- [Work to do]:
Turn each line of the listing below into a JSON list of strings, one string per line, leaving out blank lines.

- [Records for the exercise]:
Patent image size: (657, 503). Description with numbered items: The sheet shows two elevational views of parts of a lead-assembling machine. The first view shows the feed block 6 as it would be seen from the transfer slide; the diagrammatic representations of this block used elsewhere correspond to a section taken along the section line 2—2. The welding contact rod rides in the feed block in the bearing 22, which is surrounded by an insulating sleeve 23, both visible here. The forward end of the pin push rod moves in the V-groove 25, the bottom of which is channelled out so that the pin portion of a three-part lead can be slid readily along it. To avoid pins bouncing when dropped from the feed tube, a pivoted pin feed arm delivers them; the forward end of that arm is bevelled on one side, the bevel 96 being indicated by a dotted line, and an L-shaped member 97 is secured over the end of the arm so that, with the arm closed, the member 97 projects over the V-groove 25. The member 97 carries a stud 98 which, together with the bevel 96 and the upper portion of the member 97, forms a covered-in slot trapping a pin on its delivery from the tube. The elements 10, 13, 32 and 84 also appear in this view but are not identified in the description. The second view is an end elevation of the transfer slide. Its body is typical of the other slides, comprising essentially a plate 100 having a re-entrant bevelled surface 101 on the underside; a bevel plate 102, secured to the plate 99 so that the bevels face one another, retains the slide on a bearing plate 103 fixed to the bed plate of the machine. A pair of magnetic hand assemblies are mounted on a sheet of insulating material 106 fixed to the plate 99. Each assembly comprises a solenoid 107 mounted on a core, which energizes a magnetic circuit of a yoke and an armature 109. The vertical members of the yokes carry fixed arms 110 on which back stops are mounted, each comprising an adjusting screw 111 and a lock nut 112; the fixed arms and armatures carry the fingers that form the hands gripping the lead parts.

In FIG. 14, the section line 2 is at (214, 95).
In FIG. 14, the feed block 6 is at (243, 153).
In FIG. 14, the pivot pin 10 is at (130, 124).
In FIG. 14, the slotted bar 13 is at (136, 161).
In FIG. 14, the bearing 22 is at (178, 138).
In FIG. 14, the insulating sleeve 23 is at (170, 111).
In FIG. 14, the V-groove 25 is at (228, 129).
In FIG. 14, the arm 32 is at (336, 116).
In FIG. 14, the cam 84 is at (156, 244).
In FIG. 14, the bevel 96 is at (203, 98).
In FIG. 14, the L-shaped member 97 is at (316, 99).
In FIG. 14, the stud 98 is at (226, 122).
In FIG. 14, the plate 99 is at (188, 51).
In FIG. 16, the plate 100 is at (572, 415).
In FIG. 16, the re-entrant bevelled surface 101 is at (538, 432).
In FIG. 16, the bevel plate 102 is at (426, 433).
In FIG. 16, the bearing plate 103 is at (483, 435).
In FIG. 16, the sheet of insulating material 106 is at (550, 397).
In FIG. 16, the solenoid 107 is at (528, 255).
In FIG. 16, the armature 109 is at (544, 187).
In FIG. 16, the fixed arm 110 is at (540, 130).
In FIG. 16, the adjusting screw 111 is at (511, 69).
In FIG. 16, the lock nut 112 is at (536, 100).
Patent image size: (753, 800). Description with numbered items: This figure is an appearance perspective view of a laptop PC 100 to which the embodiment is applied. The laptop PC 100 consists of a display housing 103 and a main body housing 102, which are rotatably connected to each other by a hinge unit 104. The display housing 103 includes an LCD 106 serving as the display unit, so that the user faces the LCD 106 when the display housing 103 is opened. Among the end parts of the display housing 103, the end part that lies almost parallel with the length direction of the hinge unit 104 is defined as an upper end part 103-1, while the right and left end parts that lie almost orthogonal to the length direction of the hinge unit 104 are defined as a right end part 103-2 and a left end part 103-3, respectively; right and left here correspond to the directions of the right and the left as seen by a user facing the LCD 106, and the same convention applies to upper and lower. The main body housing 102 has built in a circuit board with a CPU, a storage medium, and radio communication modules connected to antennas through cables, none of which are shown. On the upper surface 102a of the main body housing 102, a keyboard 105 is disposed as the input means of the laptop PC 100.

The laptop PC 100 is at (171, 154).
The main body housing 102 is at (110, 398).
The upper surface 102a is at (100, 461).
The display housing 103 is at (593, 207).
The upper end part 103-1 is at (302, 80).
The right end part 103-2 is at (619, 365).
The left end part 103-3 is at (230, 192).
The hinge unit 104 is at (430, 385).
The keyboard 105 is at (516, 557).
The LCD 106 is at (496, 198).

- [Problem solution]:
[
  "Patent image size: (657, 503). Description with numbered items: The sheet shows two elevational views of parts of a lead-assembling machine. The first view shows the feed block 6 as it would be seen from the transfer slide; the diagrammatic representations of this block used elsewhere correspond to a section taken along the section line 2—2. The welding contact rod rides in the feed block in the bearing 22, which is surrounded by an insulating sleeve 23, both visible here. The forward end of the pin push rod moves in the V-groove 25, the bottom of which is channelled out so that the pin portion of a three-part lead can be slid readily along it. To avoid pins bouncing when dropped from the feed tube, a pivoted pin feed arm delivers them; the forward end of that arm is bevelled on one side, the bevel 96 being indicated by a dotted line, and an L-shaped member 97 is secured over the end of the arm so that, with the arm closed, the member 97 projects over the V-groove 25. The member 97 carries a stud 98 which, together with the bevel 96 and the upper portion of the member 97, forms a covered-in slot trapping a pin on its delivery from the tube. The elements 10, 13, 32 and 84 also appear in this view but are not identified in the description. The second view is an end elevation of the transfer slide. Its body is typical of the other slides, comprising essentially a plate 100 having a re-entrant bevelled surface 101 on the underside; a bevel plate 102, secured to the plate 99 so that the bevels face one another, retains the slide on a bearing plate 103 fixed to the bed plate of the machine. A pair of magnetic hand assemblies are mounted on a sheet of insulating material 106 fixed to the plate 99. Each assembly comprises a solenoid 107 mounted on a core, which energizes a magnetic circuit of a yoke and an armature 109. The vertical members of the yokes carry fixed arms 110 on which back stops are mounted, each comprising an adjusting screw 111 and a lock nut 112; the fixed arms and armatures carry the fingers that form the hands gripping the lead parts.",
  "In FIG. 14, the section line 2 is at (214, 95).",
  "In FIG. 14, the feed block 6 is at (243, 153).",
  "In FIG. 14, the pivot pin 10 is at (130, 124).",
  "In FIG. 14, the slotted bar 13 is at (136, 161).",
  "In FIG. 14, the bearing 22 is at (178, 138).",
  "In FIG. 14, the insulating sleeve 23 is at (170, 111).",
  "In FIG. 14, the V-groove 25 is at (228, 129).",
  "In FIG. 14, the arm 32 is at (336, 116).",
  "In FIG. 14, the cam 84 is at (156, 244).",
  "In FIG. 14, the bevel 96 is at (203, 98).",
  "In FIG. 14, the L-shaped member 97 is at (316, 99).",
  "In FIG. 14, the stud 98 is at (226, 122).",
  "In FIG. 14, the plate 99 is at (188, 51).",
  "In FIG. 16, the plate 100 is at (572, 415).",
  "In FIG. 16, the re-entrant bevelled surface 101 is at (538, 432).",
  "In FIG. 16, the bevel plate 102 is at (426, 433).",
  "In FIG. 16, the bearing plate 103 is at (483, 435).",
  "In FIG. 16, the sheet of insulating material 106 is at (550, 397).",
  "In FIG. 16, the solenoid 107 is at (528, 255).",
  "In FIG. 16, the armature 109 is at (544, 187).",
  "In FIG. 16, the fixed arm 110 is at (540, 130).",
  "In FIG. 16, the adjusting screw 111 is at (511, 69).",
  "In FIG. 16, the lock nut 112 is at (536, 100).",
  "Patent image size: (753, 800). Description with numbered items: This figure is an appearance perspective view of a laptop PC 100 to which the embodiment is applied. The laptop PC 100 consists of a display housing 103 and a main body housing 102, which are rotatably connected to each other by a hinge unit 104. The display housing 103 includes an LCD 106 serving as the display unit, so that the user faces the LCD 106 when the display housing 103 is opened. Among the end parts of the display housing 103, the end part that lies almost parallel with the length direction of the hinge unit 104 is defined as an upper end part 103-1, while the right and left end parts that lie almost orthogonal to the length direction of the hinge unit 104 are defined as a right end part 103-2 and a left end part 103-3, respectively; right and left here correspond to the directions of the right and the left as seen by a user facing the LCD 106, and the same convention applies to upper and lower. The main body housing 102 has built in a circuit board with a CPU, a storage medium, and radio communication modules connected to antennas through cables, none of which are shown. On the upper surface 102a of the main body housing 102, a keyboard 105 is disposed as the input means of the laptop PC 100.",
  "The laptop PC 100 is at (171, 154).",
  "The main body housing 102 is at (110, 398).",
  "The upper surface 102a is at (100, 461).",
  "The display housing 103 is at (593, 207).",
  "The upper end part 103-1 is at (302, 80).",
  "The right end part 103-2 is at (619, 365).",
  "The left end part 103-3 is at (230, 192).",
  "The hinge unit 104 is at (430, 385).",
  "The keyboard 105 is at (516, 557).",
  "The LCD 106 is at (496, 198)."
]